§ Your objective:
Could you repeat the stretch from the start of the data through the line containing "table-header: 委託請求 (介護) [502,186,560,224]", swapping each "checkbox" for "tickbox" and leaving everything else unchanged?

----------

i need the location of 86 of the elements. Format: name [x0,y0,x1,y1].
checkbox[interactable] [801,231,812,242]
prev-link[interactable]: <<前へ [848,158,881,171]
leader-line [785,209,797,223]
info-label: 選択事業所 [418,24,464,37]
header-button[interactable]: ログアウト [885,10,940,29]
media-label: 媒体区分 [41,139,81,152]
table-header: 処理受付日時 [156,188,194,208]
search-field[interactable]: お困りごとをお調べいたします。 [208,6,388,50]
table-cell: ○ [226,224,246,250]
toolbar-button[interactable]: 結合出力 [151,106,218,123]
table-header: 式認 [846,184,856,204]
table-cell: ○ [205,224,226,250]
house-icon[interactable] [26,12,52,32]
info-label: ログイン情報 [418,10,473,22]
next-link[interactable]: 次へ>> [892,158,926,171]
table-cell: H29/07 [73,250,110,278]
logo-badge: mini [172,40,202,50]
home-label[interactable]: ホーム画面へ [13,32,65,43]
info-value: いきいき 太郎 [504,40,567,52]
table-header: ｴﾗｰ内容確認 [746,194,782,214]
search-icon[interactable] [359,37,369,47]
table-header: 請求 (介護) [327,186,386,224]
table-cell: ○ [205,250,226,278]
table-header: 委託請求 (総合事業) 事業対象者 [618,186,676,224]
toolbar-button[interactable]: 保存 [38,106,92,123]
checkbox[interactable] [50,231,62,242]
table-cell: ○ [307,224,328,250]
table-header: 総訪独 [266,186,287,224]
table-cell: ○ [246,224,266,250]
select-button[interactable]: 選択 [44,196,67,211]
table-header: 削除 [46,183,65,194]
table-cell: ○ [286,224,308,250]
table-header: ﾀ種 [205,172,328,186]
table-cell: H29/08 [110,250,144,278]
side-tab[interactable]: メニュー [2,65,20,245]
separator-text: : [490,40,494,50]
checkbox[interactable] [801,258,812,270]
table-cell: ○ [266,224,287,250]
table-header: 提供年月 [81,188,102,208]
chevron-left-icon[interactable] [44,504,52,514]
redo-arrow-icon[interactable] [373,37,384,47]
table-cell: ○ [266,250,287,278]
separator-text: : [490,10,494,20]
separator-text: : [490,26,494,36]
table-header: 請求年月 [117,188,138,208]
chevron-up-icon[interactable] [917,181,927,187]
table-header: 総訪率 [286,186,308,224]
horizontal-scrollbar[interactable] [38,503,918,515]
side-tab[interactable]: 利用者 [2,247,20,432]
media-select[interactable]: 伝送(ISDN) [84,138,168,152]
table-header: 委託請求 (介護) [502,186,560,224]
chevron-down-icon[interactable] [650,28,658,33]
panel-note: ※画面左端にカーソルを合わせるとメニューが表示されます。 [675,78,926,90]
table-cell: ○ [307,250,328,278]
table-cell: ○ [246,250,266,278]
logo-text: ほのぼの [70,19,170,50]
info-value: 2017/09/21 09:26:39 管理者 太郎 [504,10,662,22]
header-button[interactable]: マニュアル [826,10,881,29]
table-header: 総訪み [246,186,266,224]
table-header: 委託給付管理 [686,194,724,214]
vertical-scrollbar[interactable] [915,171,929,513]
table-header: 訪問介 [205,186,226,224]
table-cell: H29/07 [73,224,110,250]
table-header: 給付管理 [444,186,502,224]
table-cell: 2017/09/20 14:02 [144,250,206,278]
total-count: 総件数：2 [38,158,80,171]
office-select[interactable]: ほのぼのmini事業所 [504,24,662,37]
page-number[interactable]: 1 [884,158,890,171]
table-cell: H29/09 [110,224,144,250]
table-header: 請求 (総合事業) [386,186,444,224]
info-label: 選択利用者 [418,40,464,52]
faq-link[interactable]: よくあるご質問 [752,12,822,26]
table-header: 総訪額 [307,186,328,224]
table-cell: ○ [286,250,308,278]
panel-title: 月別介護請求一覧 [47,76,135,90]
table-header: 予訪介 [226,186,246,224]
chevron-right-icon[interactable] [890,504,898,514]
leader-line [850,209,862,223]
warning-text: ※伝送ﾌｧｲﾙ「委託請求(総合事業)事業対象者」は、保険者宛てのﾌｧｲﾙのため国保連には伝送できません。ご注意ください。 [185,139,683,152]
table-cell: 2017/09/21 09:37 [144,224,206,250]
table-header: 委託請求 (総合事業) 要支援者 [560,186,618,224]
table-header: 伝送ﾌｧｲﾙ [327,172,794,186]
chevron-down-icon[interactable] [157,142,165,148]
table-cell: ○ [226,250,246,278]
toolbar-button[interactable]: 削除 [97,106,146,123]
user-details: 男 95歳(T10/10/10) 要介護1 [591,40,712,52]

----------

§ Problem solution:
i need the location of 86 of the elements. Format: name [x0,y0,x1,y1].
tickbox[interactable] [801,231,812,242]
prev-link[interactable]: <<前へ [848,158,881,171]
leader-line [785,209,797,223]
info-label: 選択事業所 [418,24,464,37]
header-button[interactable]: ログアウト [885,10,940,29]
media-label: 媒体区分 [41,139,81,152]
table-header: 処理受付日時 [156,188,194,208]
search-field[interactable]: お困りごとをお調べいたします。 [208,6,388,50]
table-cell: ○ [226,224,246,250]
toolbar-button[interactable]: 結合出力 [151,106,218,123]
table-header: 式認 [846,184,856,204]
table-cell: ○ [205,224,226,250]
house-icon[interactable] [26,12,52,32]
info-label: ログイン情報 [418,10,473,22]
next-link[interactable]: 次へ>> [892,158,926,171]
table-cell: H29/07 [73,250,110,278]
logo-badge: mini [172,40,202,50]
home-label[interactable]: ホーム画面へ [13,32,65,43]
info-value: いきいき 太郎 [504,40,567,52]
table-header: ｴﾗｰ内容確認 [746,194,782,214]
search-icon[interactable] [359,37,369,47]
table-header: 請求 (介護) [327,186,386,224]
table-cell: ○ [205,250,226,278]
table-header: 委託請求 (総合事業) 事業対象者 [618,186,676,224]
toolbar-button[interactable]: 保存 [38,106,92,123]
tickbox[interactable] [50,231,62,242]
table-cell: ○ [307,224,328,250]
table-header: 総訪独 [266,186,287,224]
table-cell: ○ [246,224,266,250]
select-button[interactable]: 選択 [44,196,67,211]
table-header: 削除 [46,183,65,194]
table-cell: ○ [286,224,308,250]
table-header: ﾀ種 [205,172,328,186]
table-cell: H29/08 [110,250,144,278]
side-tab[interactable]: メニュー [2,65,20,245]
separator-text: : [490,40,494,50]
tickbox[interactable] [801,258,812,270]
table-cell: ○ [266,224,287,250]
table-header: 提供年月 [81,188,102,208]
chevron-left-icon[interactable] [44,504,52,514]
redo-arrow-icon[interactable] [373,37,384,47]
table-cell: ○ [266,250,287,278]
separator-text: : [490,10,494,20]
separator-text: : [490,26,494,36]
table-header: 請求年月 [117,188,138,208]
chevron-up-icon[interactable] [917,181,927,187]
table-header: 総訪率 [286,186,308,224]
horizontal-scrollbar[interactable] [38,503,918,515]
side-tab[interactable]: 利用者 [2,247,20,432]
media-select[interactable]: 伝送(ISDN) [84,138,168,152]
table-header: 委託請求 (介護) [502,186,560,224]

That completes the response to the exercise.